Stated goal
Will you output the entries below exactly, skipping every image they contain?

[A block of data]
-- START --

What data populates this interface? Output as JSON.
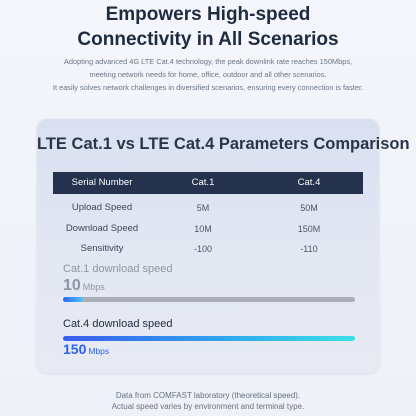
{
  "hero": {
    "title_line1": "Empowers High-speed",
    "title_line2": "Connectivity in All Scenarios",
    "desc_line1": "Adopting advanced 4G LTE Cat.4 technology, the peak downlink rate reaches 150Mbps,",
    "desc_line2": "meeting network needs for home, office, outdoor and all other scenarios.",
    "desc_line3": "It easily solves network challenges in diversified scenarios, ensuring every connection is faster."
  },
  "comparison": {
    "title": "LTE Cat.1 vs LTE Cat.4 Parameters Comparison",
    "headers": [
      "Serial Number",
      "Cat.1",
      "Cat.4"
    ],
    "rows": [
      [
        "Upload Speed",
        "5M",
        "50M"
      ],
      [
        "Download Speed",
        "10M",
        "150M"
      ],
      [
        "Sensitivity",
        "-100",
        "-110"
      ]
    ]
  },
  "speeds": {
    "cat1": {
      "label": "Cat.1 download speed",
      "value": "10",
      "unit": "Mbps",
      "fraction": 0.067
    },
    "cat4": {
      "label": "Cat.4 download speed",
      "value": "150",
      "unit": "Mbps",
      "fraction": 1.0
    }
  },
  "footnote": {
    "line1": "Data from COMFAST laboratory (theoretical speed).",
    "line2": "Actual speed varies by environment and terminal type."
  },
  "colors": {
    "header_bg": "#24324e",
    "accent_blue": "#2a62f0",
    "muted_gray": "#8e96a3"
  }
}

-- END --

Response
What data populates this interface? Output as JSON.
{
  "hero": {
    "title_line1": "Empowers High-speed",
    "title_line2": "Connectivity in All Scenarios",
    "desc_line1": "Adopting advanced 4G LTE Cat.4 technology, the peak downlink rate reaches 150Mbps,",
    "desc_line2": "meeting network needs for home, office, outdoor and all other scenarios.",
    "desc_line3": "It easily solves network challenges in diversified scenarios, ensuring every connection is faster."
  },
  "comparison": {
    "title": "LTE Cat.1 vs LTE Cat.4 Parameters Comparison",
    "headers": [
      "Serial Number",
      "Cat.1",
      "Cat.4"
    ],
    "rows": [
      [
        "Upload Speed",
        "5M",
        "50M"
      ],
      [
        "Download Speed",
        "10M",
        "150M"
      ],
      [
        "Sensitivity",
        "-100",
        "-110"
      ]
    ]
  },
  "speeds": {
    "cat1": {
      "label": "Cat.1 download speed",
      "value": "10",
      "unit": "Mbps",
      "fraction": 0.067
    },
    "cat4": {
      "label": "Cat.4 download speed",
      "value": "150",
      "unit": "Mbps",
      "fraction": 1.0
    }
  },
  "footnote": {
    "line1": "Data from COMFAST laboratory (theoretical speed).",
    "line2": "Actual speed varies by environment and terminal type."
  },
  "colors": {
    "header_bg": "#24324e",
    "accent_blue": "#2a62f0",
    "muted_gray": "#8e96a3"
  }
}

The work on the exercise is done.